* Aim *
Go through the material below, count the lines with the word "title", and reply with the count alone.

(Dataset records)

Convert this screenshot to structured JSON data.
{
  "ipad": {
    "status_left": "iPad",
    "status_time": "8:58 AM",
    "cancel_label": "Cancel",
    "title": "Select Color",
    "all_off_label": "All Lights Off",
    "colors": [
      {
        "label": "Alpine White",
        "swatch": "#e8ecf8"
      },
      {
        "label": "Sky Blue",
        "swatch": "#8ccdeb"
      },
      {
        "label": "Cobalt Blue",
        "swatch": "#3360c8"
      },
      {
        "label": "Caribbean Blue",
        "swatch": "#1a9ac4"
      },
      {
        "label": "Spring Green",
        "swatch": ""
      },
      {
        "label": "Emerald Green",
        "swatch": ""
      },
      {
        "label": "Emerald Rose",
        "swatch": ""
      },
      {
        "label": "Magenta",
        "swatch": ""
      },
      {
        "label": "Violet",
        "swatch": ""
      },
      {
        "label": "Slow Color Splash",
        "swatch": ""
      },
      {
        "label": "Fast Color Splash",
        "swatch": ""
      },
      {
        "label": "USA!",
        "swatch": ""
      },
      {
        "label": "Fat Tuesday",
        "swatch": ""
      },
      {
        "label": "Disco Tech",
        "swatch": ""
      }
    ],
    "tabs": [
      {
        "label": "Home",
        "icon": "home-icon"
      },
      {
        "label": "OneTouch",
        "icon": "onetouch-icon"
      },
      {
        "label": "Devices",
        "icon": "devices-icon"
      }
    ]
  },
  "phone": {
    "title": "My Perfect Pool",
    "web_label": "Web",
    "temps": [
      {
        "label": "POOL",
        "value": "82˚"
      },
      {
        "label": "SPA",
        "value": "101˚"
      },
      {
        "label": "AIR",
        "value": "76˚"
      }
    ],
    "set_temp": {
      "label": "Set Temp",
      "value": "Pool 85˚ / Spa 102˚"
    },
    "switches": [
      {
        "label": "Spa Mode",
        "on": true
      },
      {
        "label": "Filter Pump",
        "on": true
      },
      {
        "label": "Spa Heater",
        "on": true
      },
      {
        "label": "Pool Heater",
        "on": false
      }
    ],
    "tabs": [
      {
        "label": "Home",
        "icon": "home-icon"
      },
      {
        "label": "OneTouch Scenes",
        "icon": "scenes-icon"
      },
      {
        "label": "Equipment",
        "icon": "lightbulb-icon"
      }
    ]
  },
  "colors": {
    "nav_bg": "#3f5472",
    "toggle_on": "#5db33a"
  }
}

...

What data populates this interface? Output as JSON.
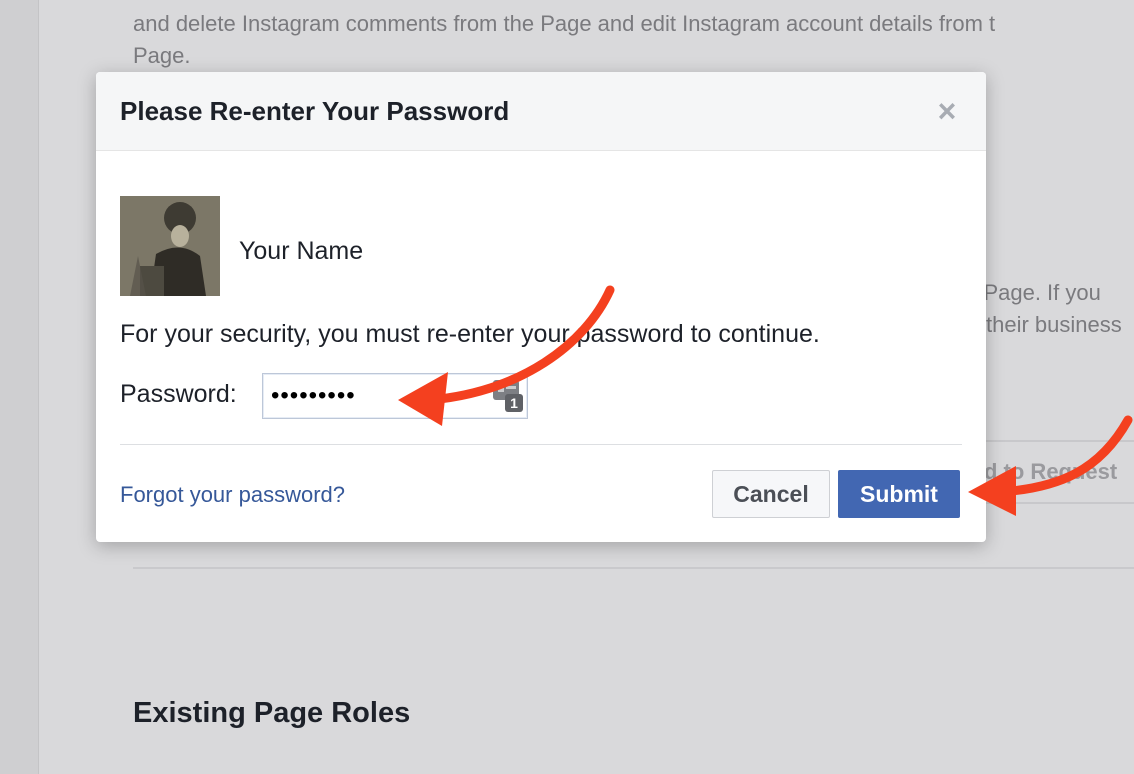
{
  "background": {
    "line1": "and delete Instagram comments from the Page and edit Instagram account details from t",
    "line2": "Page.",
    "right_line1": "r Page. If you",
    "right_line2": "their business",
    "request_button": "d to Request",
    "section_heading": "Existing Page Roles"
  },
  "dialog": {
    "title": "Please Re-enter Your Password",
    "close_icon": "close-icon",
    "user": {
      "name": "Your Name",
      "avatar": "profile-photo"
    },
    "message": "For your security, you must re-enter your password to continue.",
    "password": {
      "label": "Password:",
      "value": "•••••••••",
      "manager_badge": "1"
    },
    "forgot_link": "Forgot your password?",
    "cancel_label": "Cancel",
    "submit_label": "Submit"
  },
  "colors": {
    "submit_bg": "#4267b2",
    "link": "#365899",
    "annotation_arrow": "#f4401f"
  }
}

* Worked solution *
3